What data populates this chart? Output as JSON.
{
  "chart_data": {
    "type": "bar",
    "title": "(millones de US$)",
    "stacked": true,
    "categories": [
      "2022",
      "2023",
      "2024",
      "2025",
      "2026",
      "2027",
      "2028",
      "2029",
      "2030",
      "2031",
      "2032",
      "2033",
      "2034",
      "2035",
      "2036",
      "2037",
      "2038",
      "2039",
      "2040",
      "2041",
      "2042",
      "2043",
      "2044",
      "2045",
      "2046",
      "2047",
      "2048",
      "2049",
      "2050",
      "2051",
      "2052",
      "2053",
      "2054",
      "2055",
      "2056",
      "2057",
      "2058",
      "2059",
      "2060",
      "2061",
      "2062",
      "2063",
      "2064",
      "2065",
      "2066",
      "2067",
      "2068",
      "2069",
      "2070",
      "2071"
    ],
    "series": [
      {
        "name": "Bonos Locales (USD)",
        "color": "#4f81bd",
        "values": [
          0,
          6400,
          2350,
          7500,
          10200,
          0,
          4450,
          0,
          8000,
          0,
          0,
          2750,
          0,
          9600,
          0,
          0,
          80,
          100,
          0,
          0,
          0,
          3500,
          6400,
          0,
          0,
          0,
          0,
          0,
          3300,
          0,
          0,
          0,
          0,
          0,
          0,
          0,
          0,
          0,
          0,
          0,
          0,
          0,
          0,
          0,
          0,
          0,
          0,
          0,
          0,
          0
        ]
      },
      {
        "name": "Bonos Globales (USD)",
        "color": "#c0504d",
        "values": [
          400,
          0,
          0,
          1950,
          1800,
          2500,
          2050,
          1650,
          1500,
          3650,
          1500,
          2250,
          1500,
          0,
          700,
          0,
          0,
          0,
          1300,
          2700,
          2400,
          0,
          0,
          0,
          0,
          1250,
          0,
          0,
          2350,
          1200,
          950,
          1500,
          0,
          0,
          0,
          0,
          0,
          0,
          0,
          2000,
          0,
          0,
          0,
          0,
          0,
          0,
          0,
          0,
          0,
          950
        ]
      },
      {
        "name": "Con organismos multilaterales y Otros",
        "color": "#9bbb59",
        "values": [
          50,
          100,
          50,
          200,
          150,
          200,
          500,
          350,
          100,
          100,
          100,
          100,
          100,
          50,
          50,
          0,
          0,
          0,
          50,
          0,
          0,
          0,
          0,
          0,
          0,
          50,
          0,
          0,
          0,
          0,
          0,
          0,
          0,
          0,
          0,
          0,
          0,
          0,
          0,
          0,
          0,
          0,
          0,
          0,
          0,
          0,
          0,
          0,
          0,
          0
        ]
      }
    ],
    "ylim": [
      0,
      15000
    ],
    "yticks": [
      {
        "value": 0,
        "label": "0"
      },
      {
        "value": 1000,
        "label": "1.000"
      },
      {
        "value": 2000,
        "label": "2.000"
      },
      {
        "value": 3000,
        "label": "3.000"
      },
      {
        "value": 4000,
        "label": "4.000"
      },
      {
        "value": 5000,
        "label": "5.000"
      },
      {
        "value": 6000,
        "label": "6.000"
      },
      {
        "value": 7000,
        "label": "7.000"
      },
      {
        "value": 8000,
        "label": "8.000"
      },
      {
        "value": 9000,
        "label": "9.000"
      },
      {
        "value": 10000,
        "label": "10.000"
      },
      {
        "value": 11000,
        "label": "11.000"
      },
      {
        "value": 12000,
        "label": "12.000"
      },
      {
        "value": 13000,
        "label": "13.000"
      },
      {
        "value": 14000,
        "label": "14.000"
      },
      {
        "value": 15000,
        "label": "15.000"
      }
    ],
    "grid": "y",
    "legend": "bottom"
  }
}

════════════════════

- **The exercise**
State the number of lines in the preceding entries that include the word "Bonos". Provide nothing else.

- **Completed exercise**
2